═══ SUPPLIED DATA
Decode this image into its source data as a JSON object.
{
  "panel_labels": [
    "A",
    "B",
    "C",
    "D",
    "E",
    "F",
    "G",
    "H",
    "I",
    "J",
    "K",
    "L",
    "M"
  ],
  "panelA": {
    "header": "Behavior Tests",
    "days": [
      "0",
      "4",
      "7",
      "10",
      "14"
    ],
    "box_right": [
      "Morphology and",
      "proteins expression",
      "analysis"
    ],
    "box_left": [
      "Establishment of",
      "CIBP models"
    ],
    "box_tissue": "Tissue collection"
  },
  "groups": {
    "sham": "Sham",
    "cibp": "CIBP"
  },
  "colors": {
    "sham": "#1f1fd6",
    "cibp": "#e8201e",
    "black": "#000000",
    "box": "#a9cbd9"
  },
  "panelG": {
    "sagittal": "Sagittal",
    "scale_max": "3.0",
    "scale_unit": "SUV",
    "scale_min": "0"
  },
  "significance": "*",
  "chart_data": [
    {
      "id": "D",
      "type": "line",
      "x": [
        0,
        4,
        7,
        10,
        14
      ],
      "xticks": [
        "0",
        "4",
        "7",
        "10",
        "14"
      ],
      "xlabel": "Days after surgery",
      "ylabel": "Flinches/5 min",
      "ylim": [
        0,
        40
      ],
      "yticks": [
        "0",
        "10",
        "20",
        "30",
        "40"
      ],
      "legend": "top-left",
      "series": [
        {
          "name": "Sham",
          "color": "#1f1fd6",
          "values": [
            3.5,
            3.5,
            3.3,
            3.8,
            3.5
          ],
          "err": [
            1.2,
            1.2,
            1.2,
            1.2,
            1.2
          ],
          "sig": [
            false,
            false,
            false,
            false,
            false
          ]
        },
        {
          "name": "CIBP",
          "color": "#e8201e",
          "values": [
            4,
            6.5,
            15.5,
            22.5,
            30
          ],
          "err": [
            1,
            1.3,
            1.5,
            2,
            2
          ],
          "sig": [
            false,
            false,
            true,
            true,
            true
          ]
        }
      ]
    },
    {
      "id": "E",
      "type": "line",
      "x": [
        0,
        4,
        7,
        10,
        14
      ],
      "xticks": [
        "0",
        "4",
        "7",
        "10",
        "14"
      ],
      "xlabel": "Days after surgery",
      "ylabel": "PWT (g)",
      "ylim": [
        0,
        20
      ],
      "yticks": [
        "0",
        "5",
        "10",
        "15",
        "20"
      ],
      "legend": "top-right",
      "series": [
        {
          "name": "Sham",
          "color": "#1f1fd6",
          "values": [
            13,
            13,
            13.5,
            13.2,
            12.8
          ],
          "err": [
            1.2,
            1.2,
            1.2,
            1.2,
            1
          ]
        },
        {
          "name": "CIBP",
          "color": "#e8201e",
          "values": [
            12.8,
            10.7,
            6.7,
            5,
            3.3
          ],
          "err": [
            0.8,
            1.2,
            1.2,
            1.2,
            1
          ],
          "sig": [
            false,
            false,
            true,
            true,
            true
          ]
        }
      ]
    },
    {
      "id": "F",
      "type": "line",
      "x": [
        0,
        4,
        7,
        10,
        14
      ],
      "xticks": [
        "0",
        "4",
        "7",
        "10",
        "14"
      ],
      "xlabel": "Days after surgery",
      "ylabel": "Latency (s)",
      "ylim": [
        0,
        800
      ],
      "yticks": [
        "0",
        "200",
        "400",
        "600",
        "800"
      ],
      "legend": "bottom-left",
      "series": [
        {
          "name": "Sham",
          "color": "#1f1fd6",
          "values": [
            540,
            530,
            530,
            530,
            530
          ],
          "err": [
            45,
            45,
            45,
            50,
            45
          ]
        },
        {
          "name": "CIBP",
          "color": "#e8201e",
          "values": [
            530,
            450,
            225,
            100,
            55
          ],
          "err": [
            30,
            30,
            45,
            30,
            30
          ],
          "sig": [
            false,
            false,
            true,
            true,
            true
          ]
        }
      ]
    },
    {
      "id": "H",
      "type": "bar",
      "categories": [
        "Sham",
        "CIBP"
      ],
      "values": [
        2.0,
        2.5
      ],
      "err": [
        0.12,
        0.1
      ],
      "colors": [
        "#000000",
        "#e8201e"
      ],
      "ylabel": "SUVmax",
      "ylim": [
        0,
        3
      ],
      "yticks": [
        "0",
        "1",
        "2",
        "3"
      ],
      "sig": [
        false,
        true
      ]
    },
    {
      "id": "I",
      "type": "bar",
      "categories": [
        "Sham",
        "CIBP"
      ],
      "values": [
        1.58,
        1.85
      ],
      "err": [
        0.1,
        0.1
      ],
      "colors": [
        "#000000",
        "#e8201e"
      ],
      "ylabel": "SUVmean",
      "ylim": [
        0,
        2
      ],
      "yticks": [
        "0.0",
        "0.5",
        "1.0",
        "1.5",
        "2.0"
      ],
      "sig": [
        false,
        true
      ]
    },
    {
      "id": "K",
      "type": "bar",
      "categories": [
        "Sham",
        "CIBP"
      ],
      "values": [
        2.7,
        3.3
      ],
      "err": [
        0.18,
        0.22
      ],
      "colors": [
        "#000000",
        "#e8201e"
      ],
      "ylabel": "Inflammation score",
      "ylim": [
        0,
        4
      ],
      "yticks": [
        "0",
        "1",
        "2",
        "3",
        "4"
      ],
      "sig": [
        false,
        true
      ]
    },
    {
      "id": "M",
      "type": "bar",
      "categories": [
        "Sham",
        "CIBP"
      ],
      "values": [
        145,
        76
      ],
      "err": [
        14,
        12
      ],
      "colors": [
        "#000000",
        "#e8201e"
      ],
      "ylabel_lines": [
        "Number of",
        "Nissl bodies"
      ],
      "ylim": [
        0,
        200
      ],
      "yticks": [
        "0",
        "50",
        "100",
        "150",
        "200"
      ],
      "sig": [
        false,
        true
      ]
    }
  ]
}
══════
[EXERCISE DETAILS] Give the entries again exactly, every one.

[ANSWER AREA]
Decode this image into its source data as a JSON object.
{
  "panel_labels": [
    "A",
    "B",
    "C",
    "D",
    "E",
    "F",
    "G",
    "H",
    "I",
    "J",
    "K",
    "L",
    "M"
  ],
  "panelA": {
    "header": "Behavior Tests",
    "days": [
      "0",
      "4",
      "7",
      "10",
      "14"
    ],
    "box_right": [
      "Morphology and",
      "proteins expression",
      "analysis"
    ],
    "box_left": [
      "Establishment of",
      "CIBP models"
    ],
    "box_tissue": "Tissue collection"
  },
  "groups": {
    "sham": "Sham",
    "cibp": "CIBP"
  },
  "colors": {
    "sham": "#1f1fd6",
    "cibp": "#e8201e",
    "black": "#000000",
    "box": "#a9cbd9"
  },
  "panelG": {
    "sagittal": "Sagittal",
    "scale_max": "3.0",
    "scale_unit": "SUV",
    "scale_min": "0"
  },
  "significance": "*",
  "chart_data": [
    {
      "id": "D",
      "type": "line",
      "x": [
        0,
        4,
        7,
        10,
        14
      ],
      "xticks": [
        "0",
        "4",
        "7",
        "10",
        "14"
      ],
      "xlabel": "Days after surgery",
      "ylabel": "Flinches/5 min",
      "ylim": [
        0,
        40
      ],
      "yticks": [
        "0",
        "10",
        "20",
        "30",
        "40"
      ],
      "legend": "top-left",
      "series": [
        {
          "name": "Sham",
          "color": "#1f1fd6",
          "values": [
            3.5,
            3.5,
            3.3,
            3.8,
            3.5
          ],
          "err": [
            1.2,
            1.2,
            1.2,
            1.2,
            1.2
          ],
          "sig": [
            false,
            false,
            false,
            false,
            false
          ]
        },
        {
          "name": "CIBP",
          "color": "#e8201e",
          "values": [
            4,
            6.5,
            15.5,
            22.5,
            30
          ],
          "err": [
            1,
            1.3,
            1.5,
            2,
            2
          ],
          "sig": [
            false,
            false,
            true,
            true,
            true
          ]
        }
      ]
    },
    {
      "id": "E",
      "type": "line",
      "x": [
        0,
        4,
        7,
        10,
        14
      ],
      "xticks": [
        "0",
        "4",
        "7",
        "10",
        "14"
      ],
      "xlabel": "Days after surgery",
      "ylabel": "PWT (g)",
      "ylim": [
        0,
        20
      ],
      "yticks": [
        "0",
        "5",
        "10",
        "15",
        "20"
      ],
      "legend": "top-right",
      "series": [
        {
          "name": "Sham",
          "color": "#1f1fd6",
          "values": [
            13,
            13,
            13.5,
            13.2,
            12.8
          ],
          "err": [
            1.2,
            1.2,
            1.2,
            1.2,
            1
          ]
        },
        {
          "name": "CIBP",
          "color": "#e8201e",
          "values": [
            12.8,
            10.7,
            6.7,
            5,
            3.3
          ],
          "err": [
            0.8,
            1.2,
            1.2,
            1.2,
            1
          ],
          "sig": [
            false,
            false,
            true,
            true,
            true
          ]
        }
      ]
    },
    {
      "id": "F",
      "type": "line",
      "x": [
        0,
        4,
        7,
        10,
        14
      ],
      "xticks": [
        "0",
        "4",
        "7",
        "10",
        "14"
      ],
      "xlabel": "Days after surgery",
      "ylabel": "Latency (s)",
      "ylim": [
        0,
        800
      ],
      "yticks": [
        "0",
        "200",
        "400",
        "600",
        "800"
      ],
      "legend": "bottom-left",
      "series": [
        {
          "name": "Sham",
          "color": "#1f1fd6",
          "values": [
            540,
            530,
            530,
            530,
            530
          ],
          "err": [
            45,
            45,
            45,
            50,
            45
          ]
        },
        {
          "name": "CIBP",
          "color": "#e8201e",
          "values": [
            530,
            450,
            225,
            100,
            55
          ],
          "err": [
            30,
            30,
            45,
            30,
            30
          ],
          "sig": [
            false,
            false,
            true,
            true,
            true
          ]
        }
      ]
    },
    {
      "id": "H",
      "type": "bar",
      "categories": [
        "Sham",
        "CIBP"
      ],
      "values": [
        2.0,
        2.5
      ],
      "err": [
        0.12,
        0.1
      ],
      "colors": [
        "#000000",
        "#e8201e"
      ],
      "ylabel": "SUVmax",
      "ylim": [
        0,
        3
      ],
      "yticks": [
        "0",
        "1",
        "2",
        "3"
      ],
      "sig": [
        false,
        true
      ]
    },
    {
      "id": "I",
      "type": "bar",
      "categories": [
        "Sham",
        "CIBP"
      ],
      "values": [
        1.58,
        1.85
      ],
      "err": [
        0.1,
        0.1
      ],
      "colors": [
        "#000000",
        "#e8201e"
      ],
      "ylabel": "SUVmean",
      "ylim": [
        0,
        2
      ],
      "yticks": [
        "0.0",
        "0.5",
        "1.0",
        "1.5",
        "2.0"
      ],
      "sig": [
        false,
        true
      ]
    },
    {
      "id": "K",
      "type": "bar",
      "categories": [
        "Sham",
        "CIBP"
      ],
      "values": [
        2.7,
        3.3
      ],
      "err": [
        0.18,
        0.22
      ],
      "colors": [
        "#000000",
        "#e8201e"
      ],
      "ylabel": "Inflammation score",
      "ylim": [
        0,
        4
      ],
      "yticks": [
        "0",
        "1",
        "2",
        "3",
        "4"
      ],
      "sig": [
        false,
        true
      ]
    },
    {
      "id": "M",
      "type": "bar",
      "categories": [
        "Sham",
        "CIBP"
      ],
      "values": [
        145,
        76
      ],
      "err": [
        14,
        12
      ],
      "colors": [
        "#000000",
        "#e8201e"
      ],
      "ylabel_lines": [
        "Number of",
        "Nissl bodies"
      ],
      "ylim": [
        0,
        200
      ],
      "yticks": [
        "0",
        "50",
        "100",
        "150",
        "200"
      ],
      "sig": [
        false,
        true
      ]
    }
  ]
}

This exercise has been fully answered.